=== Work instructions ===
Exact reproduction of the data is required, with images excluded.

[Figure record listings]
________________

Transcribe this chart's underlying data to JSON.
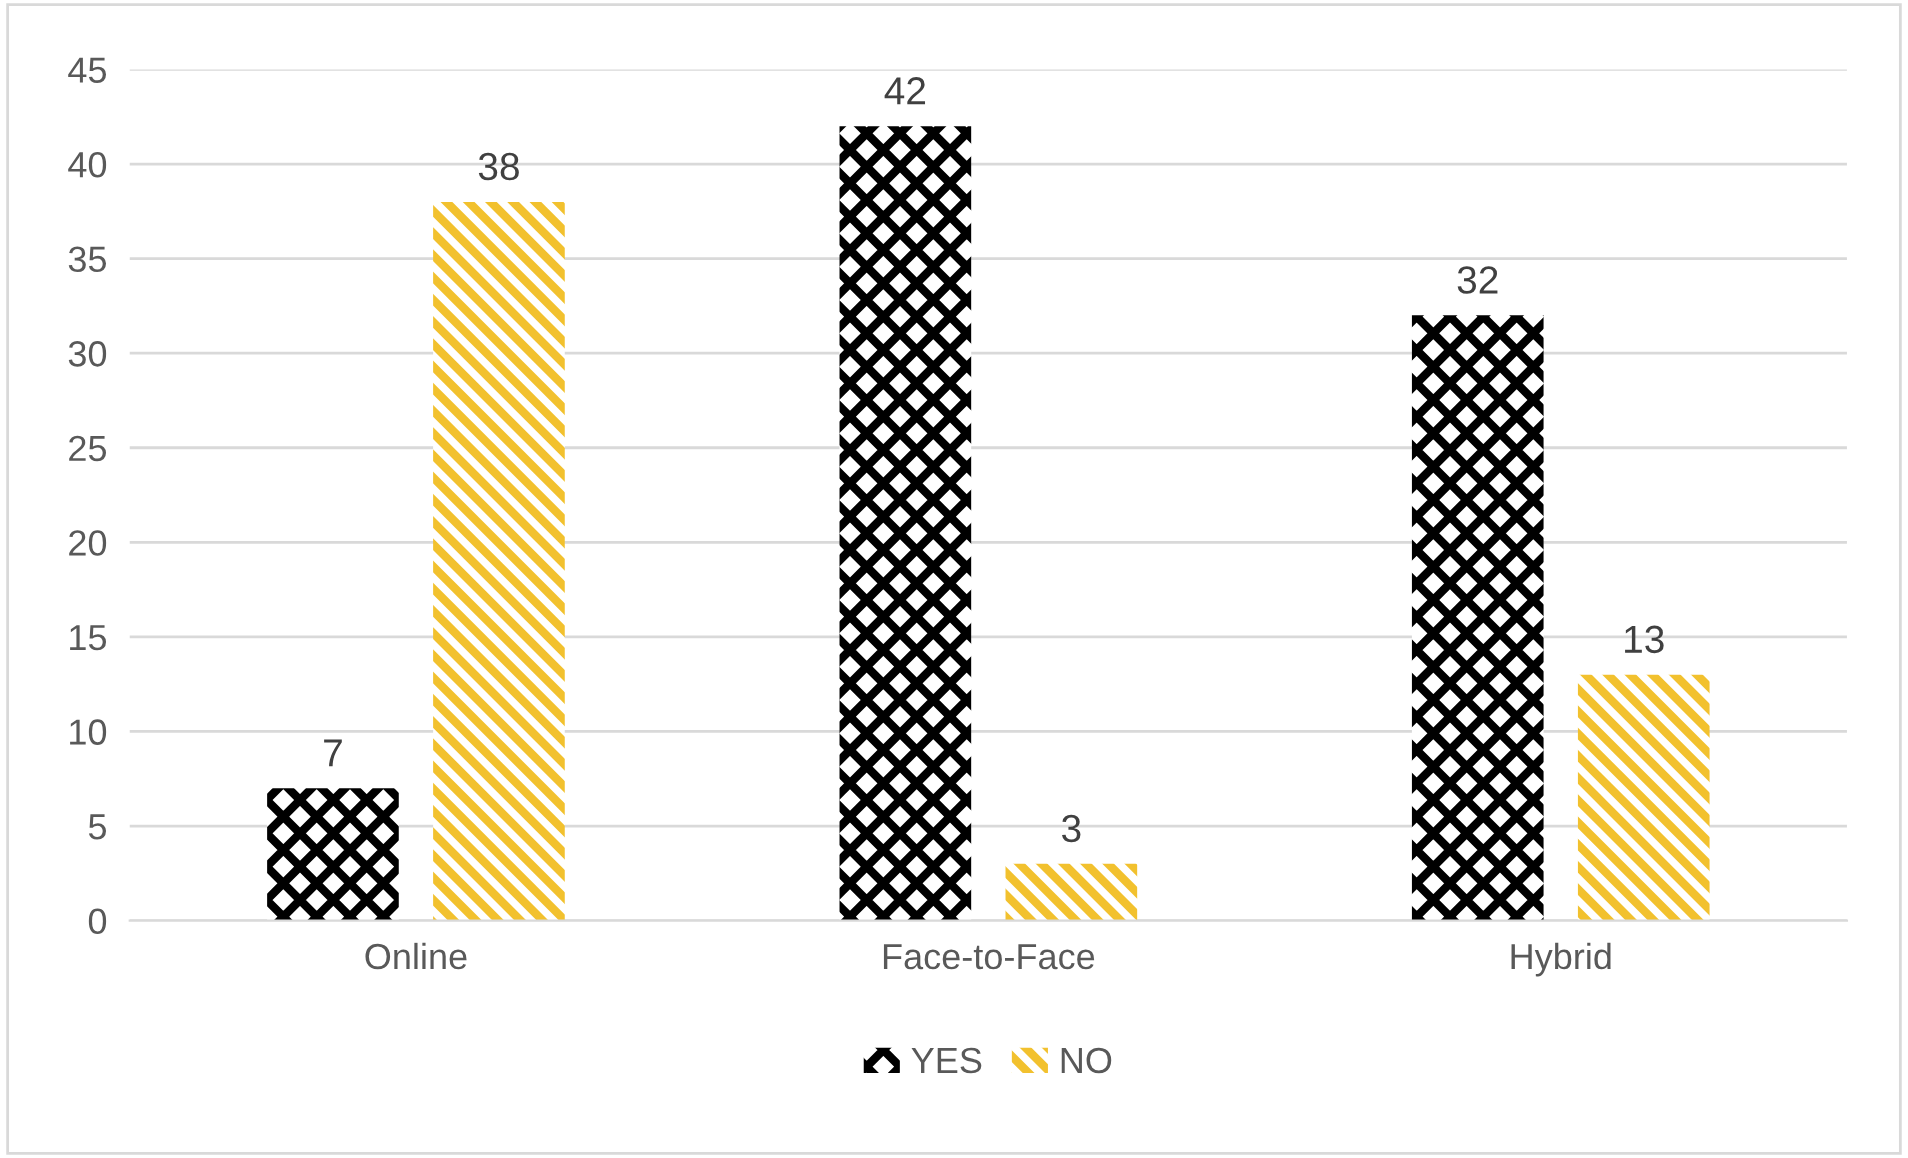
{
  "chart_data": {
    "type": "bar",
    "categories": [
      "Online",
      "Face-to-Face",
      "Hybrid"
    ],
    "series": [
      {
        "name": "YES",
        "color": "#000000",
        "values": [
          7,
          42,
          32
        ]
      },
      {
        "name": "NO",
        "color": "#f2c12e",
        "values": [
          38,
          3,
          13
        ]
      }
    ],
    "ylim": [
      0,
      45
    ],
    "yticks": [
      0,
      5,
      10,
      15,
      20,
      25,
      30,
      35,
      40,
      45
    ],
    "grid": "y",
    "legend": "bottom",
    "data_labels": true
  }
}
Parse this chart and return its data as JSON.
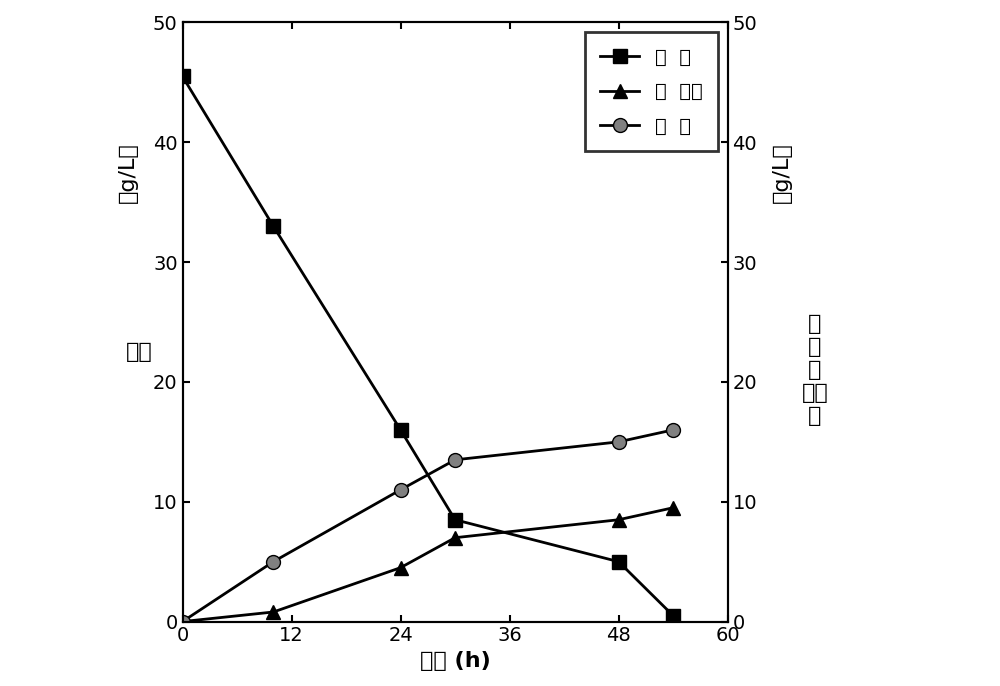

________________

=== Solution to this task ===
Transcribe this chart's underlying data to JSON.
{
  "chart_data": {
    "type": "bar",
    "categories": [
      "Online",
      "Face-to-Face",
      "Hybrid"
    ],
    "series": [
      {
        "name": "YES",
        "color": "#000000",
        "values": [
          7,
          42,
          32
        ]
      },
      {
        "name": "NO",
        "color": "#f2c12e",
        "values": [
          38,
          3,
          13
        ]
      }
    ],
    "ylim": [
      0,
      45
    ],
    "yticks": [
      0,
      5,
      10,
      15,
      20,
      25,
      30,
      35,
      40,
      45
    ],
    "grid": "y",
    "legend": "bottom",
    "data_labels": true
  }
}
Parse this chart and return its data as JSON.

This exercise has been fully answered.